_Task to complete_
Find every line in the records that holds the string "reply". Copy each one.

[Extracted data entries]
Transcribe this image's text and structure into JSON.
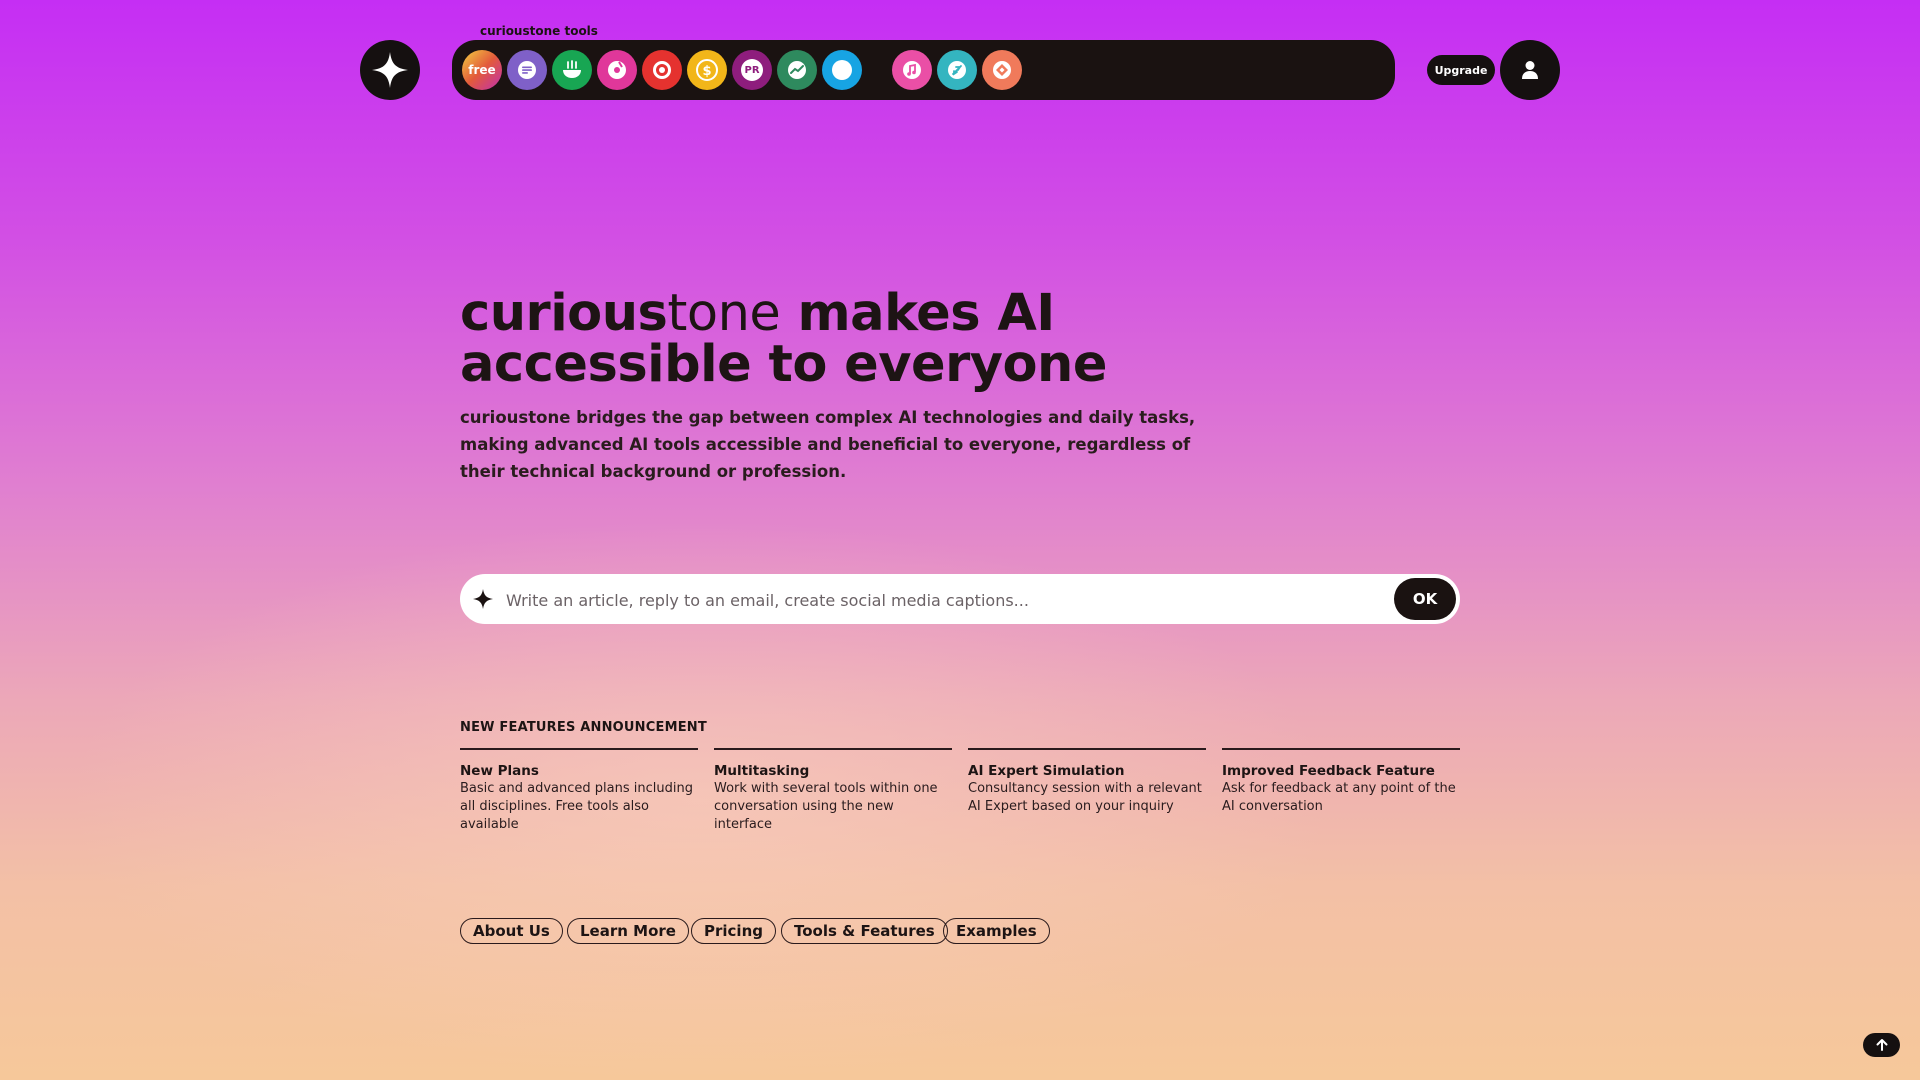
{
  "header": {
    "tools_label": "curioustone tools",
    "free_badge": "free",
    "pr_badge": "PR",
    "upgrade_label": "Upgrade",
    "tools": [
      {
        "name": "free-tool",
        "color": "#e8a33a"
      },
      {
        "name": "text-tool",
        "color": "#7f60c8"
      },
      {
        "name": "food-tool",
        "color": "#18a653"
      },
      {
        "name": "music-tool",
        "color": "#e0379a"
      },
      {
        "name": "target-tool",
        "color": "#e5322f"
      },
      {
        "name": "money-tool",
        "color": "#f2b619"
      },
      {
        "name": "pr-tool",
        "color": "#8e1d7d"
      },
      {
        "name": "chart-tool",
        "color": "#2e8a5e"
      },
      {
        "name": "circle-tool",
        "color": "#17a4e3"
      },
      {
        "name": "note-tool",
        "color": "#ea4fa6"
      },
      {
        "name": "travel-tool",
        "color": "#34b5c0"
      },
      {
        "name": "diamond-tool",
        "color": "#f07a5b"
      }
    ]
  },
  "hero": {
    "brand_bold": "curious",
    "brand_light": "tone",
    "headline_rest": " makes AI accessible to everyone",
    "description": "curioustone bridges the gap between complex AI technologies and daily tasks, making advanced AI tools accessible and beneficial to everyone, regardless of their technical background or profession."
  },
  "prompt": {
    "placeholder": "Write an article, reply to an email, create social media captions...",
    "ok_label": "OK"
  },
  "features": {
    "title": "NEW FEATURES ANNOUNCEMENT",
    "items": [
      {
        "title": "New Plans",
        "desc": "Basic and advanced plans including all disciplines. Free tools also available"
      },
      {
        "title": "Multitasking",
        "desc": "Work with several tools within one conversation using the new interface"
      },
      {
        "title": "AI Expert Simulation",
        "desc": "Consultancy session with a relevant AI Expert based on your inquiry"
      },
      {
        "title": "Improved Feedback Feature",
        "desc": "Ask for feedback at any point of the AI conversation"
      }
    ]
  },
  "links": [
    "About Us",
    "Learn More",
    "Pricing",
    "Tools & Features",
    "Examples"
  ]
}
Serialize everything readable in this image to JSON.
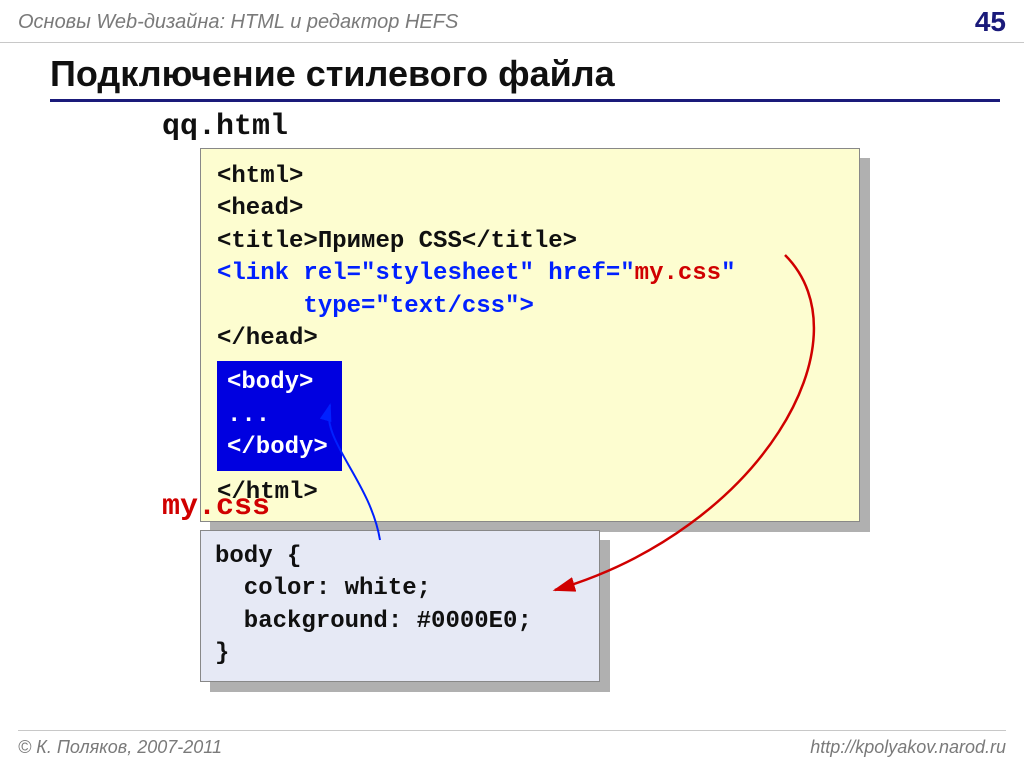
{
  "header": {
    "subject": "Основы Web-дизайна: HTML и редактор HEFS",
    "slideNumber": "45"
  },
  "title": "Подключение стилевого файла",
  "file1": {
    "name": "qq.html"
  },
  "code1": {
    "l1": "<html>",
    "l2": "<head>",
    "l3a": "<title>",
    "l3b": "Пример CSS",
    "l3c": "</title>",
    "l4a": "<link rel=\"stylesheet\" href=\"",
    "l4b": "my.css",
    "l4c": "\"",
    "l5": "      type=\"text/css\">",
    "l6": "</head>",
    "body1": "<body>",
    "body2": "...",
    "body3": "</body>",
    "l7": "</html>"
  },
  "file2": {
    "name": "my.css"
  },
  "code2": {
    "l1": "body {",
    "l2": "  color: white;",
    "l3": "  background: #0000E0;",
    "l4": "}"
  },
  "footer": {
    "copyright": "© К. Поляков, 2007-2011",
    "url": "http://kpolyakov.narod.ru"
  }
}
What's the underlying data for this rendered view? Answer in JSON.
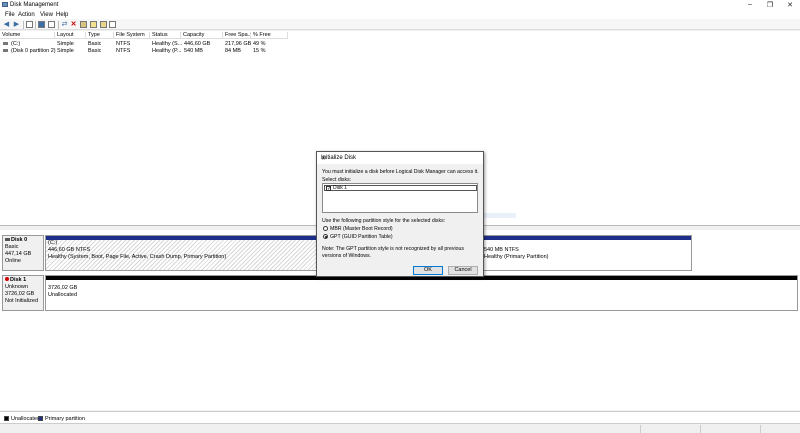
{
  "window": {
    "title": "Disk Management",
    "controls": [
      "–",
      "❐",
      "✕"
    ]
  },
  "menu": [
    "File",
    "Action",
    "View",
    "Help"
  ],
  "toolbar": {
    "icons": [
      "back-icon",
      "forward-icon",
      "list-icon",
      "help-icon",
      "properties-icon",
      "connect-icon",
      "delete-icon",
      "folder-icon",
      "open-icon",
      "settings-icon"
    ]
  },
  "table": {
    "headers": [
      "Volume",
      "Layout",
      "Type",
      "File System",
      "Status",
      "Capacity",
      "Free Spa...",
      "% Free"
    ],
    "rows": [
      [
        "(C:)",
        "Simple",
        "Basic",
        "NTFS",
        "Healthy (S...",
        "446,60 GB",
        "217,96 GB",
        "49 %"
      ],
      [
        "(Disk 0 partition 2)",
        "Simple",
        "Basic",
        "NTFS",
        "Healthy (P...",
        "540 MB",
        "84 MB",
        "15 %"
      ]
    ]
  },
  "disks": {
    "disk0": {
      "name": "Disk 0",
      "type": "Basic",
      "size": "447,14 GB",
      "state": "Online",
      "part1": {
        "label": "(C:)",
        "size": "446,60 GB NTFS",
        "status": "Healthy (System, Boot, Page File, Active, Crash Dump, Primary Partition)"
      },
      "part2": {
        "size": "540 MB NTFS",
        "status": "Healthy (Primary Partition)"
      }
    },
    "disk1": {
      "name": "Disk 1",
      "type": "Unknown",
      "size": "3726,02 GB",
      "state": "Not Initialized",
      "part1": {
        "size": "3726,02 GB",
        "status": "Unallocated"
      }
    }
  },
  "legend": {
    "unallocated": "Unallocated",
    "primary": "Primary partition",
    "colors": {
      "unallocated": "#000000",
      "primary": "#1e2f8a"
    }
  },
  "dialog": {
    "title": "Initialize Disk",
    "close": "✕",
    "message": "You must initialize a disk before Logical Disk Manager can access it.",
    "select_label": "Select disks:",
    "disk_item": "Disk 1",
    "style_label": "Use the following partition style for the selected disks:",
    "mbr": "MBR (Master Boot Record)",
    "gpt": "GPT (GUID Partition Table)",
    "note": "Note: The GPT partition style is not recognized by all previous versions of Windows.",
    "ok": "OK",
    "cancel": "Cancel"
  }
}
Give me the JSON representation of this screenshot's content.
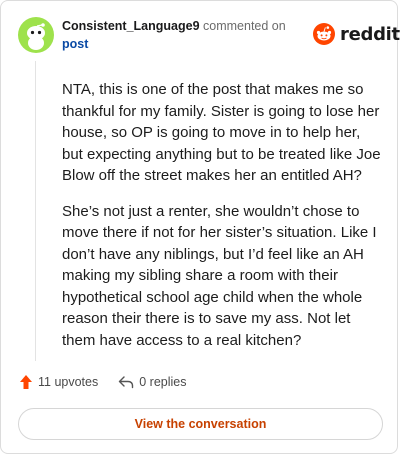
{
  "comment": {
    "username": "Consistent_Language9",
    "action_text": "commented on",
    "post_link": "post",
    "paragraphs": [
      "NTA, this is one of the post that makes me so thankful for my family. Sister is going to lose her house, so OP is going to move in to help her, but expecting anything but to be treated like Joe Blow off the street makes her an entitled AH?",
      "She’s not just a renter, she wouldn’t chose to move there if not for her sister’s situation. Like I don’t have any niblings, but I’d feel like an AH making my sibling share a room with their hypothetical school age child when the whole reason their there is to save my ass. Not let them have access to a real kitchen?"
    ]
  },
  "brand": {
    "wordmark": "reddit",
    "color": "#ff4500"
  },
  "stats": {
    "upvotes": "11 upvotes",
    "replies": "0 replies"
  },
  "buttons": {
    "view_conversation": "View the conversation"
  },
  "icons": {
    "avatar": "snoo-avatar-icon",
    "logo": "reddit-logo-icon",
    "upvote": "upvote-arrow-icon",
    "reply": "reply-arrow-icon"
  },
  "colors": {
    "avatar_bg": "#9ee24c",
    "link": "#0a4aa5",
    "upvote": "#ff4500",
    "button_text": "#c74100"
  }
}
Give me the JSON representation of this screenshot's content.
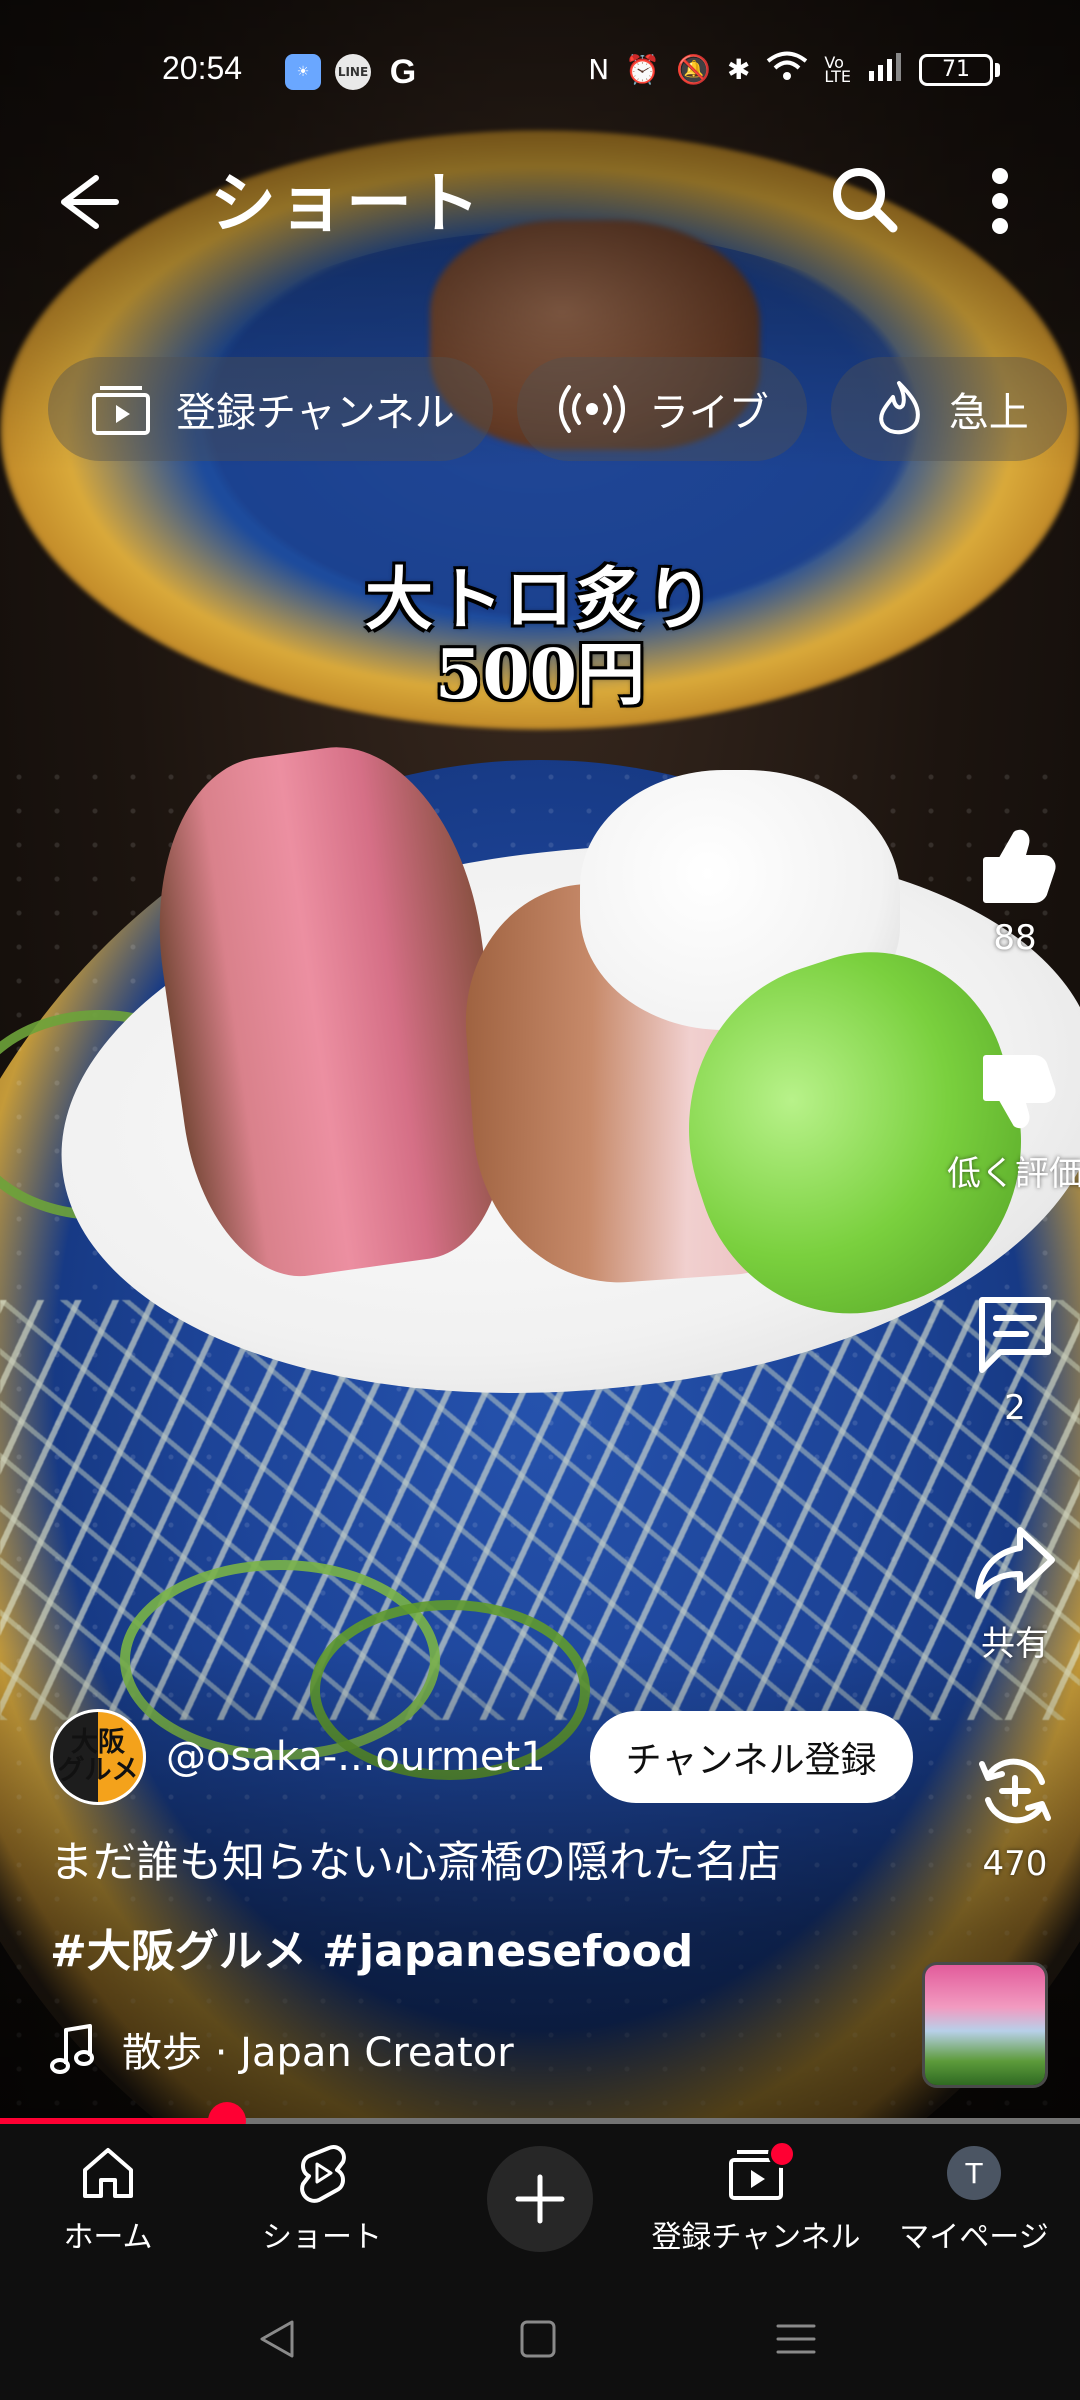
{
  "status_bar": {
    "time": "20:54",
    "notif_icons": [
      "weather-app",
      "LINE",
      "G"
    ],
    "battery_level": "71"
  },
  "header": {
    "title": "ショート"
  },
  "chips": [
    {
      "label": "登録チャンネル",
      "icon": "subscriptions-icon"
    },
    {
      "label": "ライブ",
      "icon": "live-icon"
    },
    {
      "label": "急上",
      "icon": "trending-icon"
    }
  ],
  "video_caption": {
    "line1": "大トロ炙り",
    "line2": "500円"
  },
  "actions": {
    "like_count": "88",
    "dislike_label": "低く評価",
    "comment_count": "2",
    "share_label": "共有",
    "remix_count": "470"
  },
  "channel": {
    "avatar_text": "大阪\nグルメ",
    "handle": "@osaka-...ourmet1",
    "subscribe_label": "チャンネル登録"
  },
  "description": "まだ誰も知らない心斎橋の隠れた名店",
  "hashtags": "#大阪グルメ #japanesefood",
  "music": "散歩 · Japan Creator",
  "progress_fraction": 0.21,
  "bottom_nav": {
    "home": "ホーム",
    "shorts": "ショート",
    "subscriptions": "登録チャンネル",
    "mypage": "マイページ",
    "avatar_initial": "T"
  },
  "colors": {
    "accent": "#ff0033",
    "nav_bg": "#0f0f0f"
  }
}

_Output below_
    "placeholder": "Write an article, reply to an email, create social media captions...",
    "reply": "reply-arrow-icon"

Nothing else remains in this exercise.